*AIM OF THE EXERCISE*. For every line in the records that has the word "involved", make a copy.

*SUPPLIED MATERIAL*.
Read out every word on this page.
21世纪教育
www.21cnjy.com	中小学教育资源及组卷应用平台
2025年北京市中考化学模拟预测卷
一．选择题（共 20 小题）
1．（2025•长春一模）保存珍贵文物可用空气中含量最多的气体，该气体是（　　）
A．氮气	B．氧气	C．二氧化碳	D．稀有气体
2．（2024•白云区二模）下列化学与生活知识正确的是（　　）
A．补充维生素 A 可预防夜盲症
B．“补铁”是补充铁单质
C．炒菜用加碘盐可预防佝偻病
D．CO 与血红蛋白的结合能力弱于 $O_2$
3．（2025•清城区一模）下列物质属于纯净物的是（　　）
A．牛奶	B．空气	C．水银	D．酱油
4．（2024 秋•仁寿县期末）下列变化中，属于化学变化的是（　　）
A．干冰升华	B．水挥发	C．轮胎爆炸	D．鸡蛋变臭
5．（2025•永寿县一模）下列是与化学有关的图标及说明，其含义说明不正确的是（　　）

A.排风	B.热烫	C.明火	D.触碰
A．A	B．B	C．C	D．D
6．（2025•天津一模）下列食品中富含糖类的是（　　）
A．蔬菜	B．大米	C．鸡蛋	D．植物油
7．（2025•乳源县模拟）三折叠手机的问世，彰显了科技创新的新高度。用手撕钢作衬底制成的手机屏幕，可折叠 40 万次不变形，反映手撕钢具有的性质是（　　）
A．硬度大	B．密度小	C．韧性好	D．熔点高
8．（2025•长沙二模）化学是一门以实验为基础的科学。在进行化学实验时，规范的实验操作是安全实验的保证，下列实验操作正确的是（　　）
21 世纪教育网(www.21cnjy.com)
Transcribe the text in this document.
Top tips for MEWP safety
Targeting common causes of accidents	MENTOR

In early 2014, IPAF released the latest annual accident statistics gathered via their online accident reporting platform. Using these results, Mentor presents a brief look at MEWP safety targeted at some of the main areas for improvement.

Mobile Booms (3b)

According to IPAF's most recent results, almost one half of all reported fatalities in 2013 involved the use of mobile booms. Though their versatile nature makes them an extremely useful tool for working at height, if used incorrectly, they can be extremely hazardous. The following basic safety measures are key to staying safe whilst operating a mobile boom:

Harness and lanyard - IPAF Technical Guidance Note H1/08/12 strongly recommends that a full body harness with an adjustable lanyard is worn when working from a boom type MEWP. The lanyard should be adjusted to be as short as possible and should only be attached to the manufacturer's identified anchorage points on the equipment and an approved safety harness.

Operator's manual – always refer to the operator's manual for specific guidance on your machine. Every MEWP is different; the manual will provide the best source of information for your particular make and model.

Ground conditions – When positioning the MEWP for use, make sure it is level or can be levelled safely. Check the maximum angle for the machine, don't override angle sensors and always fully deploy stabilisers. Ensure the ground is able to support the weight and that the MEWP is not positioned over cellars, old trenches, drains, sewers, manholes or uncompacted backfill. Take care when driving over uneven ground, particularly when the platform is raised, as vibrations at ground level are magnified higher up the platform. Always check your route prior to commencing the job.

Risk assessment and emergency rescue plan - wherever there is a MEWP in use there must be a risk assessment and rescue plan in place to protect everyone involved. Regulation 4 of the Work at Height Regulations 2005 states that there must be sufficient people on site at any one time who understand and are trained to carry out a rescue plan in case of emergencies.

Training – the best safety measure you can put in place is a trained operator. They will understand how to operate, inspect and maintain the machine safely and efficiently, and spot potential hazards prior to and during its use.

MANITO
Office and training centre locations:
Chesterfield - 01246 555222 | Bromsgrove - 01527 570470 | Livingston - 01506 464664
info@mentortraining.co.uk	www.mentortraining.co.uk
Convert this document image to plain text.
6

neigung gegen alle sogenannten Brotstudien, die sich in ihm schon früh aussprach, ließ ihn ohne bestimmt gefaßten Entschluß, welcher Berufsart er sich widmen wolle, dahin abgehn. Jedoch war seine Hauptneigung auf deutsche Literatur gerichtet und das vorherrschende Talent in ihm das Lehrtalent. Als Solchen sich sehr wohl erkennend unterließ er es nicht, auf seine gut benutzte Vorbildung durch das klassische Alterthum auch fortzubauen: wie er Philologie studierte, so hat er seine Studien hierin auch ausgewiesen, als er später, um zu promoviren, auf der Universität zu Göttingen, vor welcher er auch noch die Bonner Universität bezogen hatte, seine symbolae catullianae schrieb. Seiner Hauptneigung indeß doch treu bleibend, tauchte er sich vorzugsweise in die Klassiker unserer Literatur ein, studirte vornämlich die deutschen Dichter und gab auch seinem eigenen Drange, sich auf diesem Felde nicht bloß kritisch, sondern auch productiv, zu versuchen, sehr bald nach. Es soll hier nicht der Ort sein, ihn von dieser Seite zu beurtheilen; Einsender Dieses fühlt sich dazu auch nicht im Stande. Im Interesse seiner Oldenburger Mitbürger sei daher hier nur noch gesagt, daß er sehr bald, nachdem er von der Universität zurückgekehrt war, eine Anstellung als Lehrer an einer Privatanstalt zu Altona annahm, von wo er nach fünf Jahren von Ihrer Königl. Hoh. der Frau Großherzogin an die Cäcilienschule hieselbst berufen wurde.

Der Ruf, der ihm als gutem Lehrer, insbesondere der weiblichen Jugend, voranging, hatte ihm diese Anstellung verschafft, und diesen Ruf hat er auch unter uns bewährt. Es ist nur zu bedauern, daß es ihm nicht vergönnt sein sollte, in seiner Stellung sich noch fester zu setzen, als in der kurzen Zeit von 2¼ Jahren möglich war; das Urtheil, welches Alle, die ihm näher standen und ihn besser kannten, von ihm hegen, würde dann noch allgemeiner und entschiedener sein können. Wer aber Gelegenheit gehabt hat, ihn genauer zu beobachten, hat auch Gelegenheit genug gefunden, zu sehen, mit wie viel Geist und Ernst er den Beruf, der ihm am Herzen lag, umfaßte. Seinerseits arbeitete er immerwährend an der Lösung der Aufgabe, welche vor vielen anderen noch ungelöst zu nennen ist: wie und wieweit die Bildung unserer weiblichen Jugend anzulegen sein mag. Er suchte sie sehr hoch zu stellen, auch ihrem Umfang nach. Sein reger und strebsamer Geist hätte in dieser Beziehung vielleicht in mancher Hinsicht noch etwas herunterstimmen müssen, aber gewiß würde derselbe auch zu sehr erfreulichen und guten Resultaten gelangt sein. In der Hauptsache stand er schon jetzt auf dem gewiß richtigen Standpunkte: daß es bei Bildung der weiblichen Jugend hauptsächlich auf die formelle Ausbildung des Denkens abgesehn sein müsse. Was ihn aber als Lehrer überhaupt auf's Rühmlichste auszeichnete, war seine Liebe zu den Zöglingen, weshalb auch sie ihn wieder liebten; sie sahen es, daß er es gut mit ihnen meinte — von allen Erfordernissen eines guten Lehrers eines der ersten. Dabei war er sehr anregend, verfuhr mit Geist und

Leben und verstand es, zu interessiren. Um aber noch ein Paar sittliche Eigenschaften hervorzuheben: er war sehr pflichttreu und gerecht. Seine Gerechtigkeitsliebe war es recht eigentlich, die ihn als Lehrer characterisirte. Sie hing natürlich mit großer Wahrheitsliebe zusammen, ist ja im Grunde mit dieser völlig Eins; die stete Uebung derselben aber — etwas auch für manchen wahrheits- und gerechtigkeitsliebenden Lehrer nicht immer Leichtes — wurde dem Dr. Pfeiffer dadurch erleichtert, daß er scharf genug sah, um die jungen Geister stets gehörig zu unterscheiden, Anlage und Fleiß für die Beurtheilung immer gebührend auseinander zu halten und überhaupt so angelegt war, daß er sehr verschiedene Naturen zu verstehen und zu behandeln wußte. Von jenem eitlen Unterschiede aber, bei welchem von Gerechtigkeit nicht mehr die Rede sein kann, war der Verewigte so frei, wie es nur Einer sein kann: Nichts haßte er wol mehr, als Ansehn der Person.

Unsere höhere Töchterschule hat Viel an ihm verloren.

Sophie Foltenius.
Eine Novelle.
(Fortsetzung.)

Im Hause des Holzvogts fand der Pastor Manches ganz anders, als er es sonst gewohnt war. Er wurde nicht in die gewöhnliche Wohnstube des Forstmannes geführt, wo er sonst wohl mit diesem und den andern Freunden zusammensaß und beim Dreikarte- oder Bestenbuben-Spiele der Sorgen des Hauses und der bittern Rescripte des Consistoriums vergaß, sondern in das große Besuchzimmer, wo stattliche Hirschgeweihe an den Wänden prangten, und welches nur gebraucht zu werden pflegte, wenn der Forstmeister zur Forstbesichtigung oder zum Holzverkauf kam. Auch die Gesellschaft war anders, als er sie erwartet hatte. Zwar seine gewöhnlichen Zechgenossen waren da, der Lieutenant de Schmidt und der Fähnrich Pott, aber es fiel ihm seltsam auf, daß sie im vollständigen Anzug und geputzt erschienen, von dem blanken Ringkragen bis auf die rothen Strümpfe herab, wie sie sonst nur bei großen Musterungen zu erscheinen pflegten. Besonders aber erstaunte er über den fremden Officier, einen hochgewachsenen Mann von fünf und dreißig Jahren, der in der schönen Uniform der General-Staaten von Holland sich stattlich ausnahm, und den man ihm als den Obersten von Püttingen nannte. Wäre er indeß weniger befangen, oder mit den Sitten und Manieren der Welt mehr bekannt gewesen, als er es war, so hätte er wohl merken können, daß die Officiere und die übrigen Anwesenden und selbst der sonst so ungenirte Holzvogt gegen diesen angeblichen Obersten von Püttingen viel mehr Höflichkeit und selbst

*FULL SOLUTION*.
According to IPAF's most recent results, almost one half of all reported fatalities in 2013 involved the use of mobile booms. Though their versatile nature makes them an extremely useful tool for working at height, if used incorrectly, they can be extremely hazardous. The following basic safety measures are key to staying safe whilst operating a mobile boom:
Risk assessment and emergency rescue plan - wherever there is a MEWP in use there must be a risk assessment and rescue plan in place to protect everyone involved. Regulation 4 of the Work at Height Regulations 2005 states that there must be sufficient people on site at any one time who understand and are trained to carry out a rescue plan in case of emergencies.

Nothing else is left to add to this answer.